WHAT TO DO: Select all lines holding the word "Inflow" from the entries that follow.

ROWS:
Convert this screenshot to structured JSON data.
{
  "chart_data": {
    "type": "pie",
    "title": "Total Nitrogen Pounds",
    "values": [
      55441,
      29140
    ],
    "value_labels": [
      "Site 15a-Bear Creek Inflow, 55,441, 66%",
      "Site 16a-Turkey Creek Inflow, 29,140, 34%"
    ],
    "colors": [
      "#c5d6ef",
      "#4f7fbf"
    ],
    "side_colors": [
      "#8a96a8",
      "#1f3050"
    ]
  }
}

* * *

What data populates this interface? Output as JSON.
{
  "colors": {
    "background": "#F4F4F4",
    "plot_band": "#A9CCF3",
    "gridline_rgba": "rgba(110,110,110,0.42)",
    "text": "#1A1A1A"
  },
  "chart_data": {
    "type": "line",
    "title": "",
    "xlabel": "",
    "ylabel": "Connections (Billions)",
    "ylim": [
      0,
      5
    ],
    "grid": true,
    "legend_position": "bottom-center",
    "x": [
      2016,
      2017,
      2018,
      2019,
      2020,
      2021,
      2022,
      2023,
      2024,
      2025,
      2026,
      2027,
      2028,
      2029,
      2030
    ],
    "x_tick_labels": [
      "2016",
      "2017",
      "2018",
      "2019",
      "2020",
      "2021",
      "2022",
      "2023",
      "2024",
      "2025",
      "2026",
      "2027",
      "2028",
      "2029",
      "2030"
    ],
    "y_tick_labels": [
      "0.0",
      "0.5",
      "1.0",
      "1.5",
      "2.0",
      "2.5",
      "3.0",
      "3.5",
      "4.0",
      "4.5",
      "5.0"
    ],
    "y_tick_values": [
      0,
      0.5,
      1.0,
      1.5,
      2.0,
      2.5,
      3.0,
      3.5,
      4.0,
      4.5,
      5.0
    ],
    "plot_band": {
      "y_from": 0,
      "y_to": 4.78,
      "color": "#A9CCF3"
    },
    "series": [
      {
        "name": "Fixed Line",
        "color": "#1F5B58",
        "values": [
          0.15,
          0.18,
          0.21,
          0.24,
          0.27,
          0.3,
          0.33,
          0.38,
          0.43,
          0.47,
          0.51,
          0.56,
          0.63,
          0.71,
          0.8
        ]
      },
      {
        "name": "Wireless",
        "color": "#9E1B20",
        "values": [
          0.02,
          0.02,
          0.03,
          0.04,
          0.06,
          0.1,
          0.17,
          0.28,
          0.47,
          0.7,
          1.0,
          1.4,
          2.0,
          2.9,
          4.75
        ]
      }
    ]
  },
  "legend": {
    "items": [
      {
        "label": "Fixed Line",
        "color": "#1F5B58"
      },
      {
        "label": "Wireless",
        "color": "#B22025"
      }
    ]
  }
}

---

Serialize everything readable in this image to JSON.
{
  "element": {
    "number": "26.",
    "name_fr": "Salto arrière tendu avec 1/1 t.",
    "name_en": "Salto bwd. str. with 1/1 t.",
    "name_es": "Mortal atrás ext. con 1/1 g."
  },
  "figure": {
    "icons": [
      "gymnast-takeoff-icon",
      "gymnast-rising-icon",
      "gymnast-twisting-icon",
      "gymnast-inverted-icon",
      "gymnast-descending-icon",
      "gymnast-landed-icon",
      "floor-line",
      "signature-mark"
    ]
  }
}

EXERCISE SOLUTION:
      "Site 15a-Bear Creek Inflow, 55,441, 66%",
      "Site 16a-Turkey Creek Inflow, 29,140, 34%"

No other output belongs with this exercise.